TASK STATEMENT: Look below. Copy each line that has "time" in it.

GIVEN RECORDS:
* BEGIN *
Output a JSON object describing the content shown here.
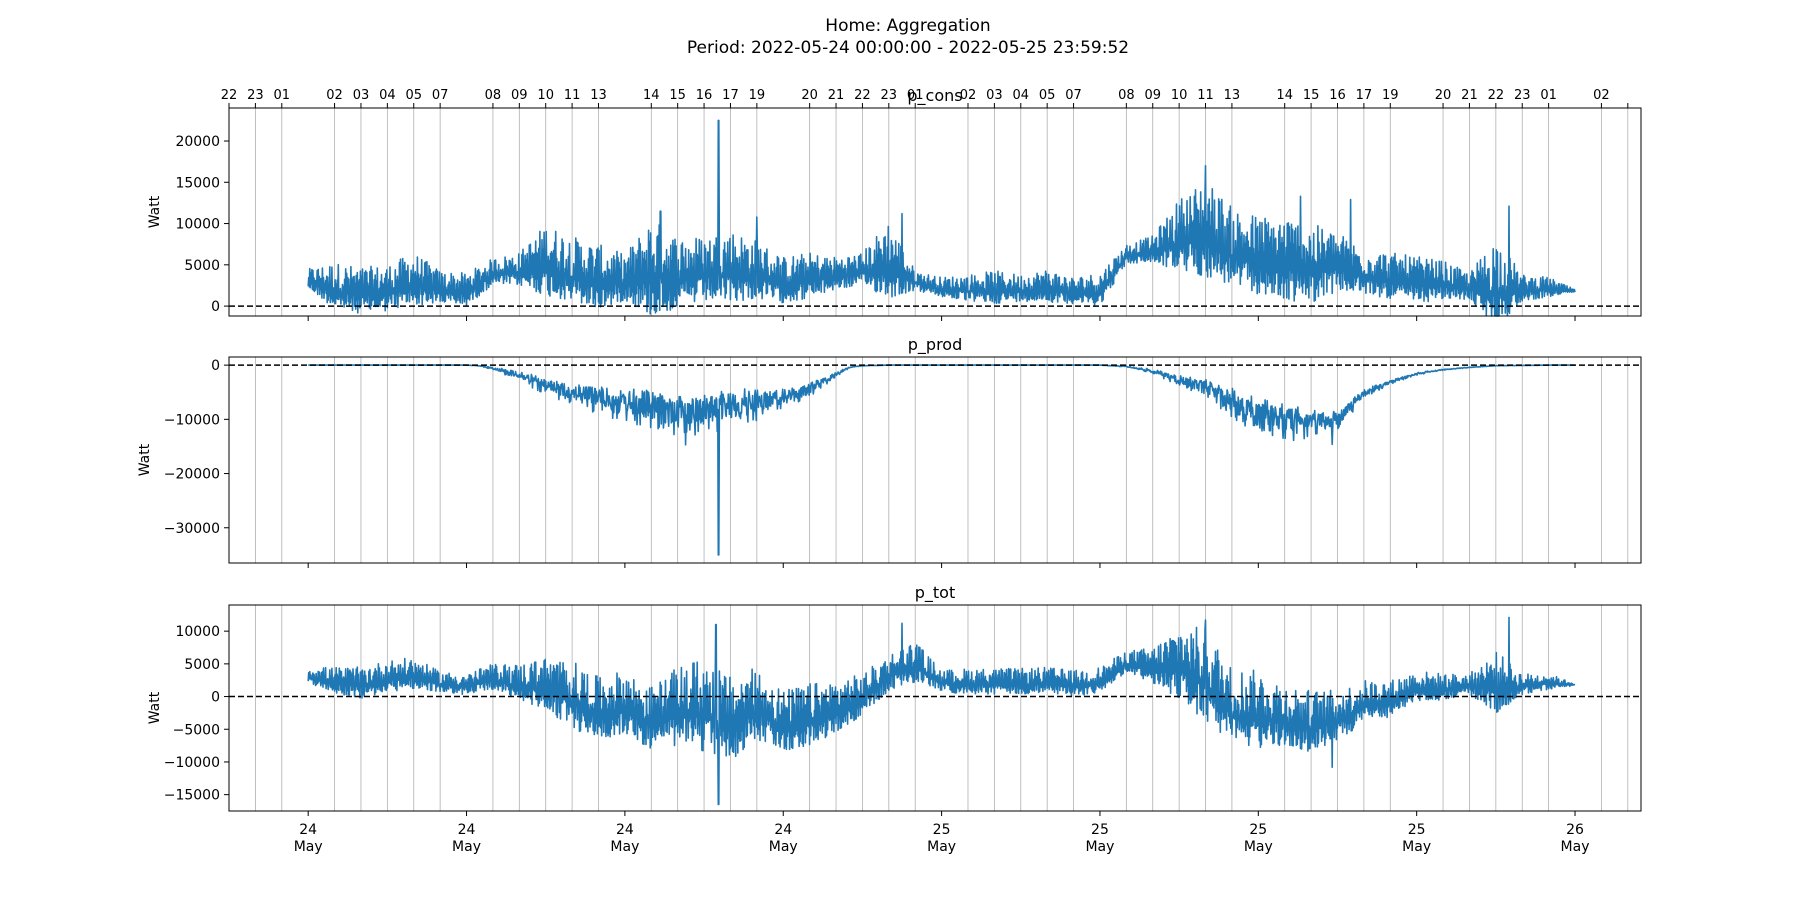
{
  "figure": {
    "title_line1": "Home: Aggregation",
    "title_line2": "Period: 2022-05-24 00:00:00 - 2022-05-25 23:59:52"
  },
  "colors": {
    "series": "#1f77b4",
    "grid": "#b0b0b0",
    "zero_line": "#000000",
    "axes": "#000000"
  },
  "chart_data": {
    "type": "line",
    "x_range": [
      "2022-05-23 21:00",
      "2022-05-26 02:30"
    ],
    "top_hour_ticks": [
      "22",
      "23",
      "01",
      "02",
      "03",
      "04",
      "05",
      "07",
      "08",
      "09",
      "10",
      "11",
      "13",
      "14",
      "15",
      "16",
      "17",
      "19",
      "20",
      "21",
      "22",
      "23",
      "01",
      "02",
      "03",
      "04",
      "05",
      "07",
      "08",
      "09",
      "10",
      "11",
      "13",
      "14",
      "15",
      "16",
      "17",
      "19",
      "20",
      "21",
      "22",
      "23",
      "01",
      "02"
    ],
    "bottom_ticks": [
      {
        "time": "2022-05-24 00:00",
        "day": "24",
        "month": "May"
      },
      {
        "time": "2022-05-24 06:00",
        "day": "24",
        "month": "May"
      },
      {
        "time": "2022-05-24 12:00",
        "day": "24",
        "month": "May"
      },
      {
        "time": "2022-05-24 18:00",
        "day": "24",
        "month": "May"
      },
      {
        "time": "2022-05-25 00:00",
        "day": "25",
        "month": "May"
      },
      {
        "time": "2022-05-25 06:00",
        "day": "25",
        "month": "May"
      },
      {
        "time": "2022-05-25 12:00",
        "day": "25",
        "month": "May"
      },
      {
        "time": "2022-05-25 18:00",
        "day": "25",
        "month": "May"
      },
      {
        "time": "2022-05-26 00:00",
        "day": "26",
        "month": "May"
      }
    ],
    "reference_line": 0,
    "panels": [
      {
        "title": "p_cons",
        "ylabel": "Watt",
        "ylim": [
          -1200,
          24000
        ],
        "yticks": [
          0,
          5000,
          10000,
          15000,
          20000
        ],
        "ytick_labels": [
          "0",
          "5000",
          "10000",
          "15000",
          "20000"
        ],
        "envelope": {
          "hours": [
            0,
            1,
            2,
            3,
            4,
            5,
            6,
            7,
            8,
            9,
            10,
            11,
            12,
            13,
            14,
            15,
            16,
            17,
            18,
            19,
            20,
            21,
            22,
            23,
            24,
            25,
            26,
            27,
            28,
            29,
            30,
            31,
            32,
            33,
            34,
            35,
            36,
            37,
            38,
            39,
            40,
            41,
            42,
            43,
            44,
            45,
            46,
            47,
            48
          ],
          "base": [
            3000,
            1800,
            1200,
            1500,
            2500,
            1800,
            1500,
            3800,
            4000,
            4500,
            3500,
            2500,
            2800,
            3200,
            3000,
            3500,
            3800,
            3500,
            2500,
            3000,
            3500,
            4000,
            4500,
            2800,
            2000,
            1800,
            1800,
            1800,
            2000,
            1500,
            1600,
            6000,
            6500,
            7500,
            8000,
            6000,
            5000,
            4500,
            4000,
            4500,
            3500,
            3000,
            2500,
            2500,
            2000,
            1500,
            1800,
            2000,
            1800
          ],
          "amp": [
            1500,
            3500,
            3500,
            3500,
            4000,
            2500,
            2500,
            2000,
            2500,
            5500,
            5000,
            5000,
            3500,
            7500,
            5500,
            5000,
            5500,
            4500,
            3500,
            3500,
            2500,
            2500,
            6000,
            1500,
            1500,
            2000,
            2500,
            2000,
            2500,
            2000,
            2500,
            1500,
            2000,
            5500,
            7500,
            6000,
            6000,
            6500,
            6000,
            4500,
            3500,
            3500,
            3500,
            3000,
            2000,
            7000,
            2000,
            1500,
            200
          ]
        },
        "spikes": [
          {
            "hour": 15.55,
            "value": 22500
          },
          {
            "hour": 34.0,
            "value": 17000
          },
          {
            "hour": 13.35,
            "value": 11500
          },
          {
            "hour": 22.5,
            "value": 11200
          },
          {
            "hour": 37.6,
            "value": 13300
          },
          {
            "hour": 39.5,
            "value": 12900
          },
          {
            "hour": 45.5,
            "value": 12100
          },
          {
            "hour": 17.0,
            "value": 10800
          }
        ],
        "series": [
          {
            "x_start": "2022-05-24 00:00",
            "x_end": "2022-05-25 23:59:52"
          }
        ]
      },
      {
        "title": "p_prod",
        "ylabel": "Watt",
        "ylim": [
          -36500,
          1500
        ],
        "yticks": [
          0,
          -10000,
          -20000,
          -30000
        ],
        "ytick_labels": [
          "0",
          "−10000",
          "−20000",
          "−30000"
        ],
        "envelope": {
          "hours": [
            0,
            1,
            2,
            3,
            4,
            5,
            6,
            6.5,
            7,
            8,
            9,
            10,
            11,
            12,
            13,
            14,
            15,
            16,
            17,
            18,
            19,
            20,
            20.5,
            21,
            22,
            23,
            24,
            25,
            26,
            27,
            28,
            29,
            30,
            31,
            32,
            33,
            34,
            35,
            36,
            37,
            38,
            39,
            40,
            41,
            42,
            43,
            44,
            45,
            46,
            47,
            48
          ],
          "base": [
            0,
            0,
            0,
            0,
            0,
            0,
            0,
            -100,
            -500,
            -1500,
            -3500,
            -4500,
            -5000,
            -6000,
            -7000,
            -7500,
            -7500,
            -6500,
            -6000,
            -5500,
            -4000,
            -1500,
            -400,
            -100,
            0,
            0,
            0,
            0,
            0,
            0,
            0,
            0,
            0,
            -200,
            -1000,
            -2500,
            -3500,
            -6000,
            -8000,
            -9000,
            -10000,
            -9500,
            -5000,
            -3000,
            -1500,
            -800,
            -400,
            -100,
            -50,
            0,
            0
          ],
          "amp": [
            0,
            0,
            0,
            0,
            0,
            0,
            0,
            100,
            500,
            2000,
            3000,
            4000,
            6000,
            6500,
            7500,
            8000,
            8000,
            8000,
            6000,
            3500,
            3000,
            1000,
            200,
            50,
            0,
            0,
            0,
            0,
            0,
            0,
            0,
            0,
            0,
            200,
            800,
            2000,
            3000,
            6000,
            6000,
            7000,
            5500,
            3500,
            2000,
            800,
            500,
            200,
            100,
            50,
            50,
            0,
            0
          ]
        },
        "spikes": [
          {
            "hour": 15.55,
            "value": -35000
          },
          {
            "hour": 14.3,
            "value": -14700
          },
          {
            "hour": 38.8,
            "value": -14600
          }
        ],
        "series": [
          {
            "x_start": "2022-05-24 00:00",
            "x_end": "2022-05-25 23:59:52"
          }
        ]
      },
      {
        "title": "p_tot",
        "ylabel": "Watt",
        "ylim": [
          -17500,
          14000
        ],
        "yticks": [
          -15000,
          -10000,
          -5000,
          0,
          5000,
          10000
        ],
        "ytick_labels": [
          "−15000",
          "−10000",
          "−5000",
          "0",
          "5000",
          "10000"
        ],
        "envelope": {
          "hours": [
            0,
            1,
            2,
            3,
            4,
            5,
            6,
            7,
            8,
            9,
            10,
            11,
            12,
            13,
            14,
            15,
            16,
            17,
            18,
            19,
            20,
            21,
            22,
            23,
            24,
            25,
            26,
            27,
            28,
            29,
            30,
            31,
            32,
            33,
            34,
            35,
            36,
            37,
            38,
            39,
            40,
            41,
            42,
            43,
            44,
            45,
            46,
            47,
            48
          ],
          "base": [
            3000,
            2000,
            1500,
            2500,
            3000,
            1800,
            1500,
            2500,
            1500,
            1000,
            -1000,
            -3000,
            -2000,
            -4500,
            -3000,
            -3000,
            -5000,
            -2500,
            -5000,
            -4000,
            -2500,
            -500,
            3000,
            4500,
            2000,
            1800,
            1800,
            1800,
            2000,
            1500,
            2000,
            5000,
            4000,
            4000,
            1500,
            -3000,
            -3500,
            -4000,
            -5000,
            -4000,
            -1500,
            -1000,
            1000,
            1000,
            1500,
            1000,
            1500,
            2000,
            1800
          ],
          "amp": [
            1500,
            2500,
            3000,
            3000,
            3000,
            2000,
            2000,
            2500,
            3500,
            5000,
            6500,
            6000,
            6000,
            6000,
            7500,
            9000,
            8000,
            7000,
            6000,
            6000,
            5000,
            4000,
            3500,
            4000,
            2000,
            2500,
            2500,
            2500,
            2500,
            2500,
            2500,
            2000,
            3500,
            7000,
            9000,
            7500,
            7500,
            6000,
            6000,
            5000,
            4000,
            3500,
            3000,
            2500,
            2000,
            6000,
            2000,
            1500,
            200
          ]
        },
        "spikes": [
          {
            "hour": 15.55,
            "value": -16500
          },
          {
            "hour": 15.45,
            "value": 11000
          },
          {
            "hour": 22.5,
            "value": 11200
          },
          {
            "hour": 34.0,
            "value": 11700
          },
          {
            "hour": 45.5,
            "value": 12100
          },
          {
            "hour": 38.8,
            "value": -10800
          }
        ],
        "series": [
          {
            "x_start": "2022-05-24 00:00",
            "x_end": "2022-05-25 23:59:52"
          }
        ]
      }
    ]
  }
}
* END *
COMPLETED EXERCISE:
        "time": "2022-05-24 00:00",
        "time": "2022-05-24 06:00",
        "time": "2022-05-24 12:00",
        "time": "2022-05-24 18:00",
        "time": "2022-05-25 00:00",
        "time": "2022-05-25 06:00",
        "time": "2022-05-25 12:00",
        "time": "2022-05-25 18:00",
        "time": "2022-05-26 00:00",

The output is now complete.